◆ WHAT YOU NEED TO DO
Word for word, transcribe the lines below and drop the pictures.

◆ MATERIAL PROVIDED
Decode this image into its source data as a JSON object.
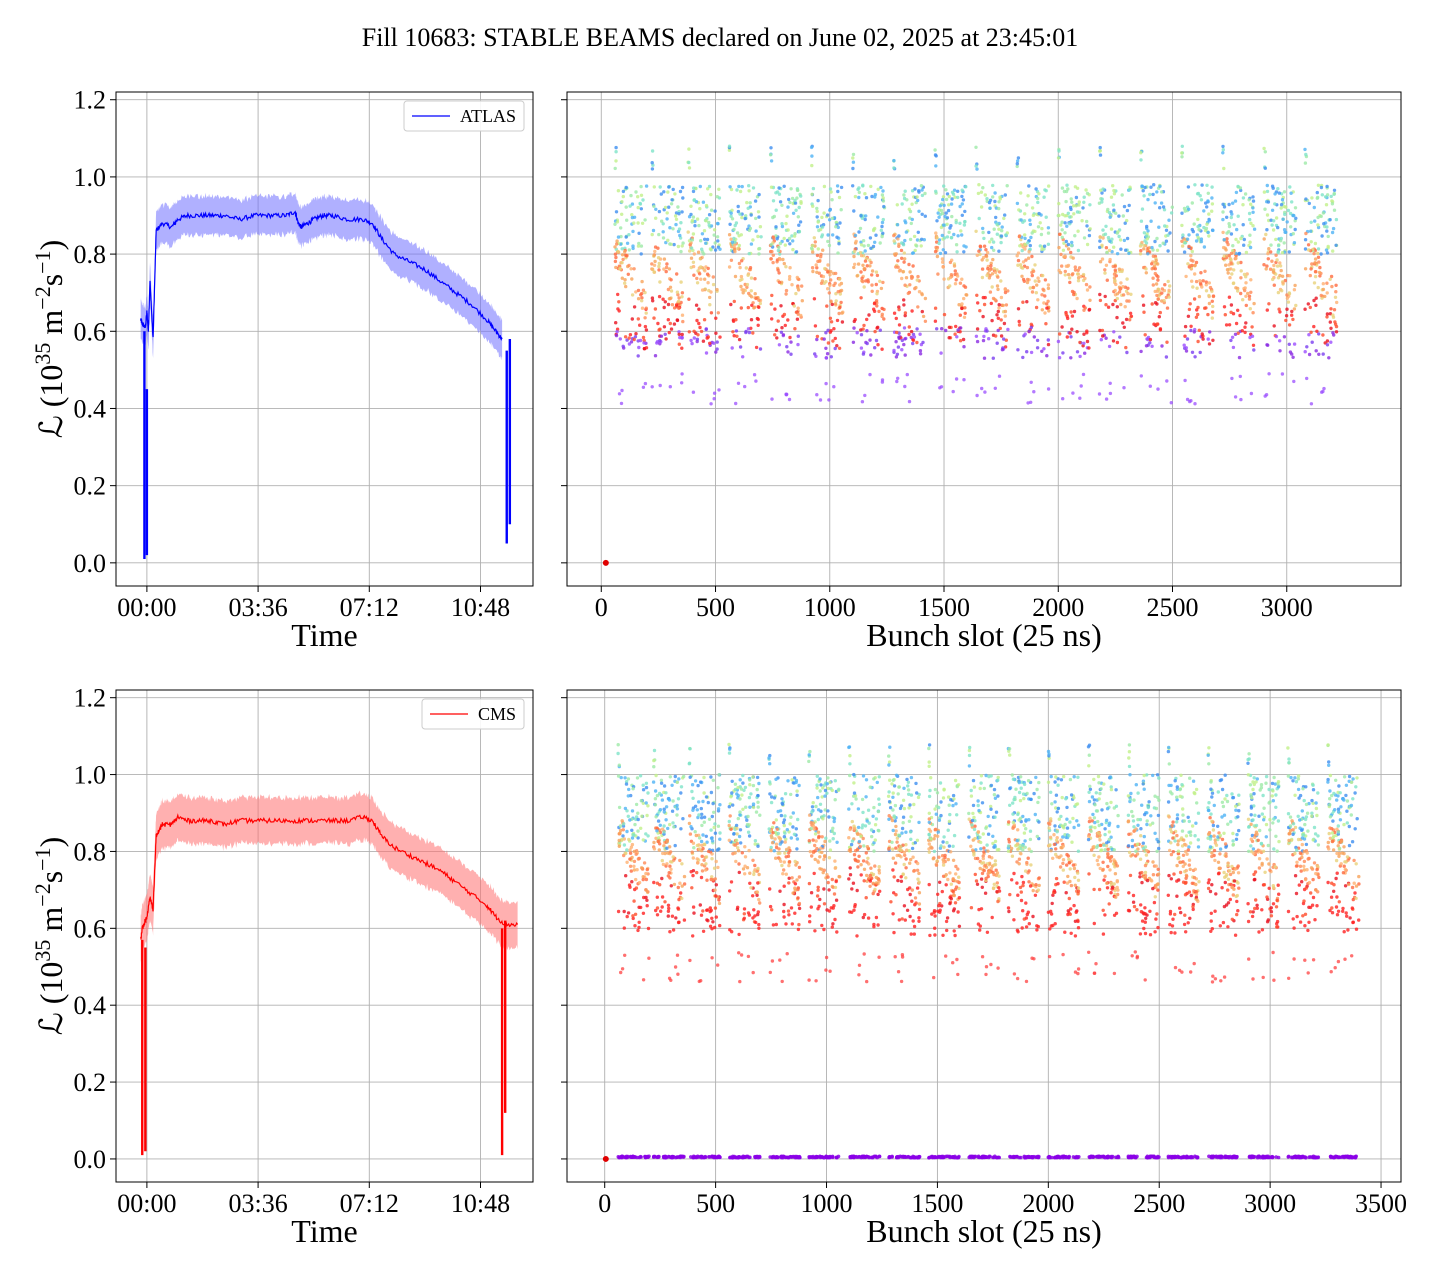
{
  "title": "Fill 10683: STABLE BEAMS declared on June 02, 2025 at 23:45:01",
  "colors": {
    "atlas_line": "#0000ff",
    "atlas_band": "#7070ff",
    "cms_line": "#ff0000",
    "cms_band": "#ff7070",
    "grid": "#b0b0b0"
  },
  "chart_data": [
    {
      "id": "atlas_time",
      "type": "line",
      "xlabel": "Time",
      "ylabel_main": "ℒ (10",
      "ylabel_exp1": "35",
      "ylabel_mid": " m",
      "ylabel_exp2": "−2",
      "ylabel_mid2": "s",
      "ylabel_exp3": "−1",
      "ylabel_end": ")",
      "x_ticks": [
        "00:00",
        "03:36",
        "07:12",
        "10:48"
      ],
      "x_tick_hours": [
        0,
        3.6,
        7.2,
        10.8
      ],
      "xlim_hours": [
        -1.0,
        12.5
      ],
      "y_ticks": [
        "0.0",
        "0.2",
        "0.4",
        "0.6",
        "0.8",
        "1.0",
        "1.2"
      ],
      "ylim": [
        -0.06,
        1.22
      ],
      "legend": "ATLAS",
      "legend_position": "top-right",
      "band_halfwidth": 0.05,
      "series": {
        "x_hours": [
          -0.2,
          -0.15,
          -0.05,
          0.0,
          0.05,
          0.1,
          0.2,
          0.3,
          0.5,
          0.8,
          1.0,
          1.3,
          1.7,
          2.1,
          2.5,
          3.0,
          3.5,
          4.0,
          4.5,
          4.8,
          4.9,
          5.0,
          5.2,
          5.4,
          5.7,
          6.0,
          6.5,
          7.0,
          7.3,
          7.6,
          8.0,
          8.5,
          9.0,
          9.5,
          10.0,
          10.5,
          11.0,
          11.3,
          11.5
        ],
        "values": [
          0.63,
          0.62,
          0.61,
          0.65,
          0.6,
          0.73,
          0.58,
          0.86,
          0.88,
          0.87,
          0.89,
          0.9,
          0.9,
          0.9,
          0.9,
          0.89,
          0.9,
          0.9,
          0.9,
          0.91,
          0.88,
          0.87,
          0.88,
          0.89,
          0.9,
          0.9,
          0.89,
          0.89,
          0.88,
          0.84,
          0.8,
          0.78,
          0.76,
          0.73,
          0.7,
          0.67,
          0.63,
          0.6,
          0.58
        ]
      },
      "dips": [
        {
          "x_hours": -0.08,
          "min": 0.01,
          "max": 0.6
        },
        {
          "x_hours": 0.0,
          "min": 0.02,
          "max": 0.45
        },
        {
          "x_hours": 11.65,
          "min": 0.05,
          "max": 0.55
        },
        {
          "x_hours": 11.75,
          "min": 0.1,
          "max": 0.58
        }
      ]
    },
    {
      "id": "atlas_bunch",
      "type": "scatter",
      "xlabel": "Bunch slot (25 ns)",
      "x_ticks": [
        "0",
        "500",
        "1000",
        "1500",
        "2000",
        "2500",
        "3000"
      ],
      "x_tick_values": [
        0,
        500,
        1000,
        1500,
        2000,
        2500,
        3000
      ],
      "xlim": [
        -150,
        3500
      ],
      "ylim": [
        -0.06,
        1.22
      ],
      "trains_start": [
        60,
        220,
        380,
        560,
        740,
        920,
        1100,
        1280,
        1460,
        1640,
        1820,
        2000,
        2180,
        2360,
        2540,
        2720,
        2900,
        3080
      ],
      "train_length": 140,
      "high_band": [
        0.8,
        0.98
      ],
      "mid_band": [
        0.68,
        0.86
      ],
      "low_band": [
        0.55,
        0.66
      ],
      "zero_point": {
        "x": 20,
        "y": 0.0
      }
    },
    {
      "id": "cms_time",
      "type": "line",
      "xlabel": "Time",
      "ylabel_main": "ℒ (10",
      "ylabel_exp1": "35",
      "ylabel_mid": " m",
      "ylabel_exp2": "−2",
      "ylabel_mid2": "s",
      "ylabel_exp3": "−1",
      "ylabel_end": ")",
      "x_ticks": [
        "00:00",
        "03:36",
        "07:12",
        "10:48"
      ],
      "x_tick_hours": [
        0,
        3.6,
        7.2,
        10.8
      ],
      "xlim_hours": [
        -1.0,
        12.5
      ],
      "y_ticks": [
        "0.0",
        "0.2",
        "0.4",
        "0.6",
        "0.8",
        "1.0",
        "1.2"
      ],
      "ylim": [
        -0.06,
        1.22
      ],
      "legend": "CMS",
      "legend_position": "top-right",
      "band_halfwidth": 0.06,
      "series": {
        "x_hours": [
          -0.2,
          -0.15,
          -0.05,
          0.0,
          0.1,
          0.2,
          0.3,
          0.5,
          0.8,
          1.0,
          1.3,
          1.7,
          2.1,
          2.5,
          3.0,
          3.5,
          4.0,
          4.5,
          5.0,
          5.5,
          6.0,
          6.5,
          7.0,
          7.3,
          7.6,
          8.0,
          8.5,
          9.0,
          9.5,
          10.0,
          10.5,
          11.0,
          11.3,
          11.6,
          12.0
        ],
        "values": [
          0.57,
          0.6,
          0.62,
          0.63,
          0.68,
          0.65,
          0.84,
          0.87,
          0.87,
          0.89,
          0.88,
          0.88,
          0.88,
          0.87,
          0.88,
          0.88,
          0.88,
          0.88,
          0.88,
          0.88,
          0.88,
          0.88,
          0.89,
          0.88,
          0.84,
          0.81,
          0.79,
          0.77,
          0.75,
          0.72,
          0.69,
          0.66,
          0.63,
          0.61,
          0.61
        ]
      },
      "dips": [
        {
          "x_hours": -0.15,
          "min": 0.01,
          "max": 0.57
        },
        {
          "x_hours": -0.05,
          "min": 0.02,
          "max": 0.55
        },
        {
          "x_hours": 11.5,
          "min": 0.01,
          "max": 0.6
        },
        {
          "x_hours": 11.6,
          "min": 0.12,
          "max": 0.62
        }
      ]
    },
    {
      "id": "cms_bunch",
      "type": "scatter",
      "xlabel": "Bunch slot (25 ns)",
      "x_ticks": [
        "0",
        "500",
        "1000",
        "1500",
        "2000",
        "2500",
        "3000",
        "3500"
      ],
      "x_tick_values": [
        0,
        500,
        1000,
        1500,
        2000,
        2500,
        3000,
        3500
      ],
      "xlim": [
        -170,
        3590
      ],
      "ylim": [
        -0.06,
        1.22
      ],
      "trains_start": [
        60,
        220,
        380,
        560,
        740,
        920,
        1100,
        1280,
        1460,
        1640,
        1820,
        2000,
        2180,
        2360,
        2540,
        2720,
        2900,
        3080,
        3260
      ],
      "train_length": 140,
      "high_band": [
        0.8,
        1.0
      ],
      "mid_band": [
        0.68,
        0.9
      ],
      "low_band": [
        0.6,
        0.72
      ],
      "zero_row": {
        "y": 0.005,
        "x_start": 60,
        "x_end": 3420
      },
      "zero_point": {
        "x": 5,
        "y": 0.0
      }
    }
  ]
}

◆ EXERCISE OUTPUT
Decode this image into its source data as a JSON object.
{
  "title": "Fill 10683: STABLE BEAMS declared on June 02, 2025 at 23:45:01",
  "colors": {
    "atlas_line": "#0000ff",
    "atlas_band": "#7070ff",
    "cms_line": "#ff0000",
    "cms_band": "#ff7070",
    "grid": "#b0b0b0"
  },
  "chart_data": [
    {
      "id": "atlas_time",
      "type": "line",
      "xlabel": "Time",
      "ylabel_main": "ℒ (10",
      "ylabel_exp1": "35",
      "ylabel_mid": " m",
      "ylabel_exp2": "−2",
      "ylabel_mid2": "s",
      "ylabel_exp3": "−1",
      "ylabel_end": ")",
      "x_ticks": [
        "00:00",
        "03:36",
        "07:12",
        "10:48"
      ],
      "x_tick_hours": [
        0,
        3.6,
        7.2,
        10.8
      ],
      "xlim_hours": [
        -1.0,
        12.5
      ],
      "y_ticks": [
        "0.0",
        "0.2",
        "0.4",
        "0.6",
        "0.8",
        "1.0",
        "1.2"
      ],
      "ylim": [
        -0.06,
        1.22
      ],
      "legend": "ATLAS",
      "legend_position": "top-right",
      "band_halfwidth": 0.05,
      "series": {
        "x_hours": [
          -0.2,
          -0.15,
          -0.05,
          0.0,
          0.05,
          0.1,
          0.2,
          0.3,
          0.5,
          0.8,
          1.0,
          1.3,
          1.7,
          2.1,
          2.5,
          3.0,
          3.5,
          4.0,
          4.5,
          4.8,
          4.9,
          5.0,
          5.2,
          5.4,
          5.7,
          6.0,
          6.5,
          7.0,
          7.3,
          7.6,
          8.0,
          8.5,
          9.0,
          9.5,
          10.0,
          10.5,
          11.0,
          11.3,
          11.5
        ],
        "values": [
          0.63,
          0.62,
          0.61,
          0.65,
          0.6,
          0.73,
          0.58,
          0.86,
          0.88,
          0.87,
          0.89,
          0.9,
          0.9,
          0.9,
          0.9,
          0.89,
          0.9,
          0.9,
          0.9,
          0.91,
          0.88,
          0.87,
          0.88,
          0.89,
          0.9,
          0.9,
          0.89,
          0.89,
          0.88,
          0.84,
          0.8,
          0.78,
          0.76,
          0.73,
          0.7,
          0.67,
          0.63,
          0.6,
          0.58
        ]
      },
      "dips": [
        {
          "x_hours": -0.08,
          "min": 0.01,
          "max": 0.6
        },
        {
          "x_hours": 0.0,
          "min": 0.02,
          "max": 0.45
        },
        {
          "x_hours": 11.65,
          "min": 0.05,
          "max": 0.55
        },
        {
          "x_hours": 11.75,
          "min": 0.1,
          "max": 0.58
        }
      ]
    },
    {
      "id": "atlas_bunch",
      "type": "scatter",
      "xlabel": "Bunch slot (25 ns)",
      "x_ticks": [
        "0",
        "500",
        "1000",
        "1500",
        "2000",
        "2500",
        "3000"
      ],
      "x_tick_values": [
        0,
        500,
        1000,
        1500,
        2000,
        2500,
        3000
      ],
      "xlim": [
        -150,
        3500
      ],
      "ylim": [
        -0.06,
        1.22
      ],
      "trains_start": [
        60,
        220,
        380,
        560,
        740,
        920,
        1100,
        1280,
        1460,
        1640,
        1820,
        2000,
        2180,
        2360,
        2540,
        2720,
        2900,
        3080
      ],
      "train_length": 140,
      "high_band": [
        0.8,
        0.98
      ],
      "mid_band": [
        0.68,
        0.86
      ],
      "low_band": [
        0.55,
        0.66
      ],
      "zero_point": {
        "x": 20,
        "y": 0.0
      }
    },
    {
      "id": "cms_time",
      "type": "line",
      "xlabel": "Time",
      "ylabel_main": "ℒ (10",
      "ylabel_exp1": "35",
      "ylabel_mid": " m",
      "ylabel_exp2": "−2",
      "ylabel_mid2": "s",
      "ylabel_exp3": "−1",
      "ylabel_end": ")",
      "x_ticks": [
        "00:00",
        "03:36",
        "07:12",
        "10:48"
      ],
      "x_tick_hours": [
        0,
        3.6,
        7.2,
        10.8
      ],
      "xlim_hours": [
        -1.0,
        12.5
      ],
      "y_ticks": [
        "0.0",
        "0.2",
        "0.4",
        "0.6",
        "0.8",
        "1.0",
        "1.2"
      ],
      "ylim": [
        -0.06,
        1.22
      ],
      "legend": "CMS",
      "legend_position": "top-right",
      "band_halfwidth": 0.06,
      "series": {
        "x_hours": [
          -0.2,
          -0.15,
          -0.05,
          0.0,
          0.1,
          0.2,
          0.3,
          0.5,
          0.8,
          1.0,
          1.3,
          1.7,
          2.1,
          2.5,
          3.0,
          3.5,
          4.0,
          4.5,
          5.0,
          5.5,
          6.0,
          6.5,
          7.0,
          7.3,
          7.6,
          8.0,
          8.5,
          9.0,
          9.5,
          10.0,
          10.5,
          11.0,
          11.3,
          11.6,
          12.0
        ],
        "values": [
          0.57,
          0.6,
          0.62,
          0.63,
          0.68,
          0.65,
          0.84,
          0.87,
          0.87,
          0.89,
          0.88,
          0.88,
          0.88,
          0.87,
          0.88,
          0.88,
          0.88,
          0.88,
          0.88,
          0.88,
          0.88,
          0.88,
          0.89,
          0.88,
          0.84,
          0.81,
          0.79,
          0.77,
          0.75,
          0.72,
          0.69,
          0.66,
          0.63,
          0.61,
          0.61
        ]
      },
      "dips": [
        {
          "x_hours": -0.15,
          "min": 0.01,
          "max": 0.57
        },
        {
          "x_hours": -0.05,
          "min": 0.02,
          "max": 0.55
        },
        {
          "x_hours": 11.5,
          "min": 0.01,
          "max": 0.6
        },
        {
          "x_hours": 11.6,
          "min": 0.12,
          "max": 0.62
        }
      ]
    },
    {
      "id": "cms_bunch",
      "type": "scatter",
      "xlabel": "Bunch slot (25 ns)",
      "x_ticks": [
        "0",
        "500",
        "1000",
        "1500",
        "2000",
        "2500",
        "3000",
        "3500"
      ],
      "x_tick_values": [
        0,
        500,
        1000,
        1500,
        2000,
        2500,
        3000,
        3500
      ],
      "xlim": [
        -170,
        3590
      ],
      "ylim": [
        -0.06,
        1.22
      ],
      "trains_start": [
        60,
        220,
        380,
        560,
        740,
        920,
        1100,
        1280,
        1460,
        1640,
        1820,
        2000,
        2180,
        2360,
        2540,
        2720,
        2900,
        3080,
        3260
      ],
      "train_length": 140,
      "high_band": [
        0.8,
        1.0
      ],
      "mid_band": [
        0.68,
        0.9
      ],
      "low_band": [
        0.6,
        0.72
      ],
      "zero_row": {
        "y": 0.005,
        "x_start": 60,
        "x_end": 3420
      },
      "zero_point": {
        "x": 5,
        "y": 0.0
      }
    }
  ]
}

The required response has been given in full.